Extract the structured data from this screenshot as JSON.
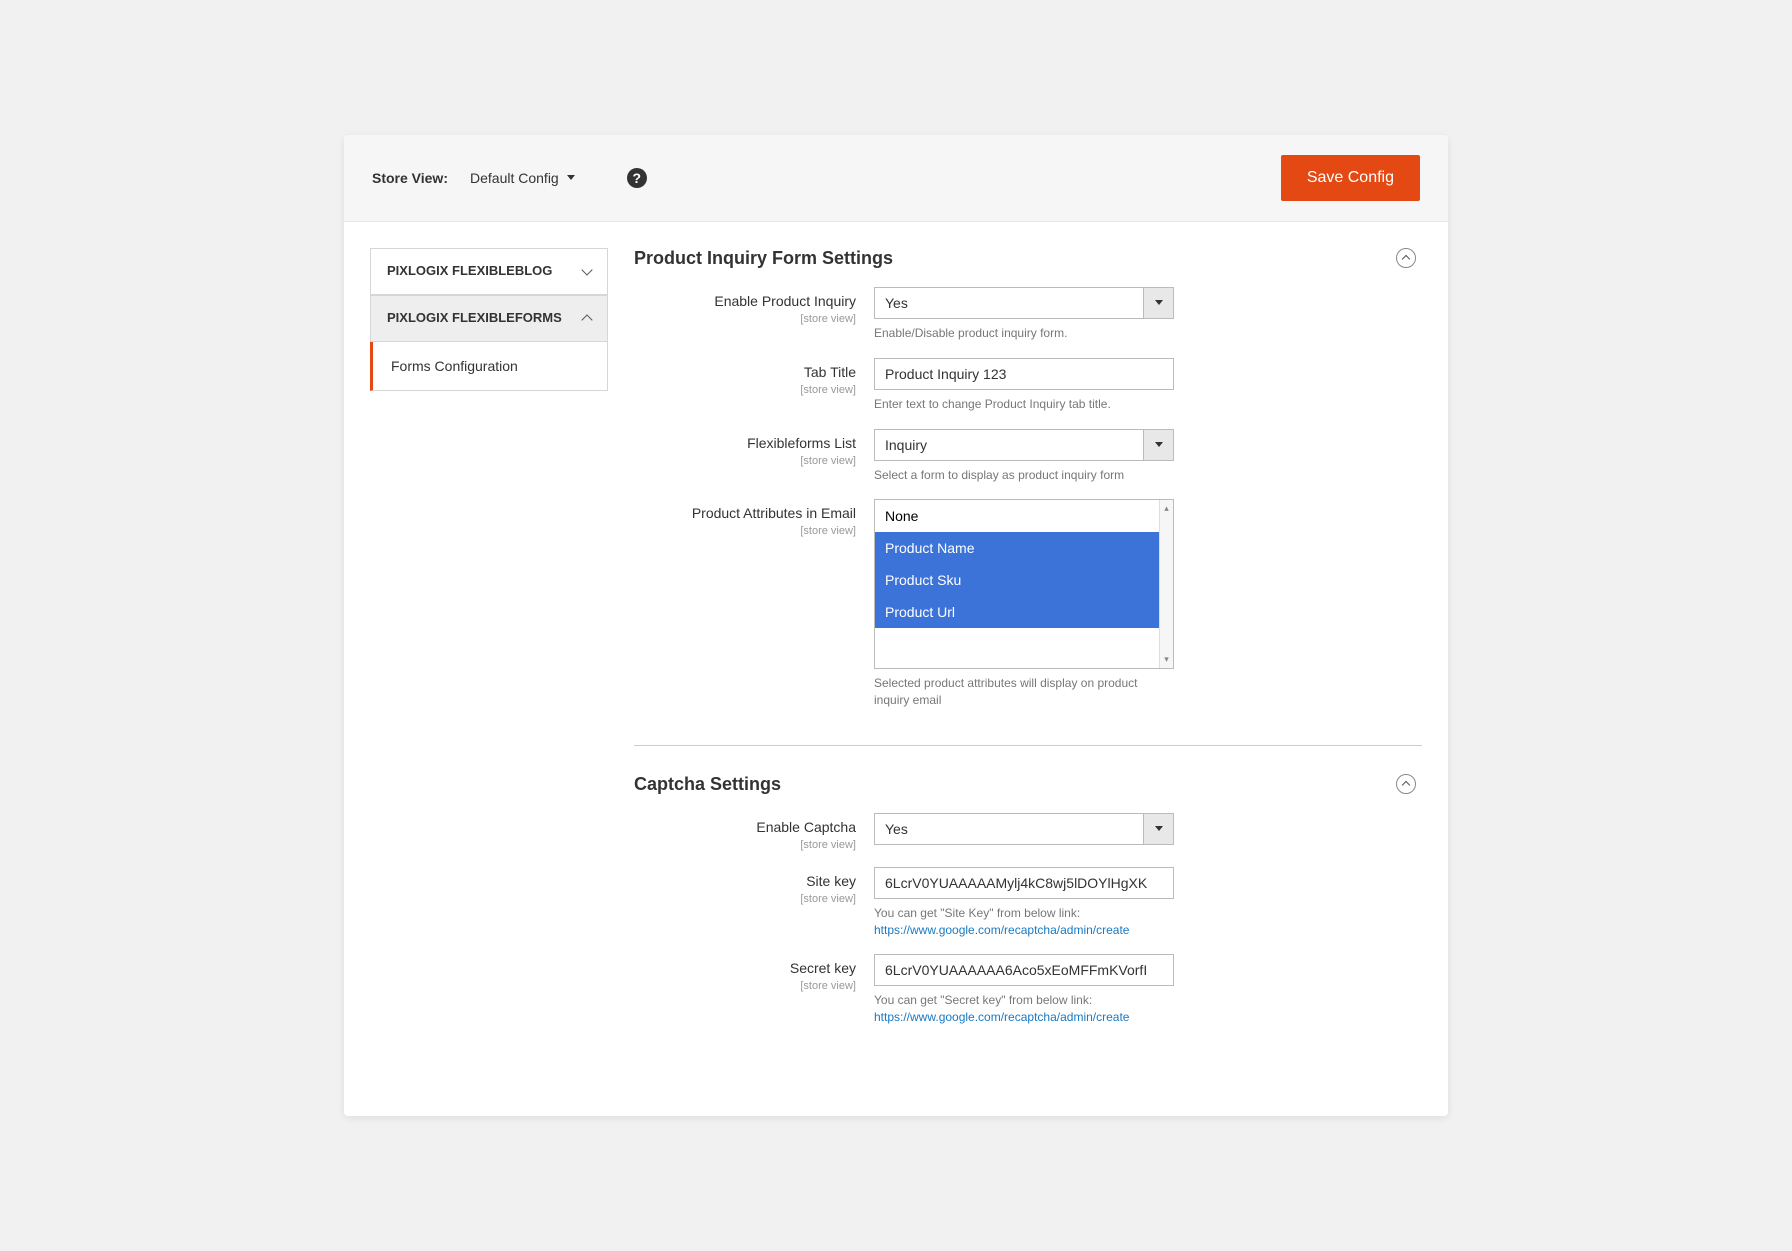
{
  "topbar": {
    "store_view_label": "Store View:",
    "store_view_value": "Default Config",
    "save_button": "Save Config"
  },
  "sidebar": {
    "groups": [
      {
        "title": "PIXLOGIX FLEXIBLEBLOG",
        "expanded": false
      },
      {
        "title": "PIXLOGIX FLEXIBLEFORMS",
        "expanded": true
      }
    ],
    "active_item": "Forms Configuration"
  },
  "sections": {
    "product_inquiry": {
      "title": "Product Inquiry Form Settings",
      "fields": {
        "enable": {
          "label": "Enable Product Inquiry",
          "scope": "[store view]",
          "value": "Yes",
          "note": "Enable/Disable product inquiry form."
        },
        "tab_title": {
          "label": "Tab Title",
          "scope": "[store view]",
          "value": "Product Inquiry 123",
          "note": "Enter text to change Product Inquiry tab title."
        },
        "forms_list": {
          "label": "Flexibleforms List",
          "scope": "[store view]",
          "value": "Inquiry",
          "note": "Select a form to display as product inquiry form"
        },
        "attributes": {
          "label": "Product Attributes in Email",
          "scope": "[store view]",
          "options": [
            {
              "label": "None",
              "selected": false
            },
            {
              "label": "Product Name",
              "selected": true
            },
            {
              "label": "Product Sku",
              "selected": true
            },
            {
              "label": "Product Url",
              "selected": true
            }
          ],
          "note": "Selected product attributes will display on product inquiry email"
        }
      }
    },
    "captcha": {
      "title": "Captcha Settings",
      "fields": {
        "enable": {
          "label": "Enable Captcha",
          "scope": "[store view]",
          "value": "Yes"
        },
        "site_key": {
          "label": "Site key",
          "scope": "[store view]",
          "value": "6LcrV0YUAAAAAMylj4kC8wj5lDOYlHgXK",
          "note_prefix": "You can get \"Site Key\" from below link:",
          "note_link": "https://www.google.com/recaptcha/admin/create"
        },
        "secret_key": {
          "label": "Secret key",
          "scope": "[store view]",
          "value": "6LcrV0YUAAAAAA6Aco5xEoMFFmKVorfI",
          "note_prefix": "You can get \"Secret key\" from below link:",
          "note_link": "https://www.google.com/recaptcha/admin/create"
        }
      }
    }
  }
}
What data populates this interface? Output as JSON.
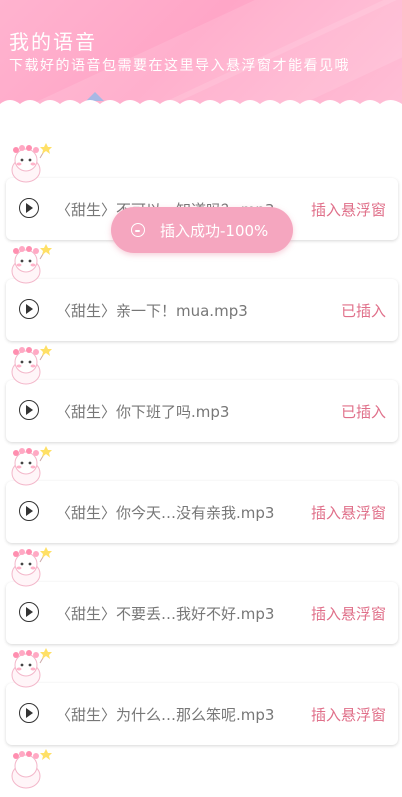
{
  "header": {
    "title": "我的语音",
    "subtitle": "下载好的语音包需要在这里导入悬浮窗才能看见哦",
    "expand_icon": "triangle-up-icon"
  },
  "toast": {
    "icon": "chat-bubble-icon",
    "text": "插入成功-100%"
  },
  "items": [
    {
      "name": "〈甜生〉不可以…知道吗？.mp3",
      "action": "插入悬浮窗",
      "state": "insert"
    },
    {
      "name": "〈甜生〉亲一下！mua.mp3",
      "action": "已插入",
      "state": "inserted"
    },
    {
      "name": "〈甜生〉你下班了吗.mp3",
      "action": "已插入",
      "state": "inserted"
    },
    {
      "name": "〈甜生〉你今天…没有亲我.mp3",
      "action": "插入悬浮窗",
      "state": "insert"
    },
    {
      "name": "〈甜生〉不要丢…我好不好.mp3",
      "action": "插入悬浮窗",
      "state": "insert"
    },
    {
      "name": "〈甜生〉为什么…那么笨呢.mp3",
      "action": "插入悬浮窗",
      "state": "insert"
    }
  ],
  "colors": {
    "banner": "#ffa6c7",
    "action_text": "#e0708a",
    "toast_bg": "#f5a6bf"
  }
}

* Do this *
Scan the listing above. Gather each line that contains the word "JSON".

* Solution to this exercise *
Extract the structured data from this screenshot as JSON.
What data populates this interface? Output as JSON.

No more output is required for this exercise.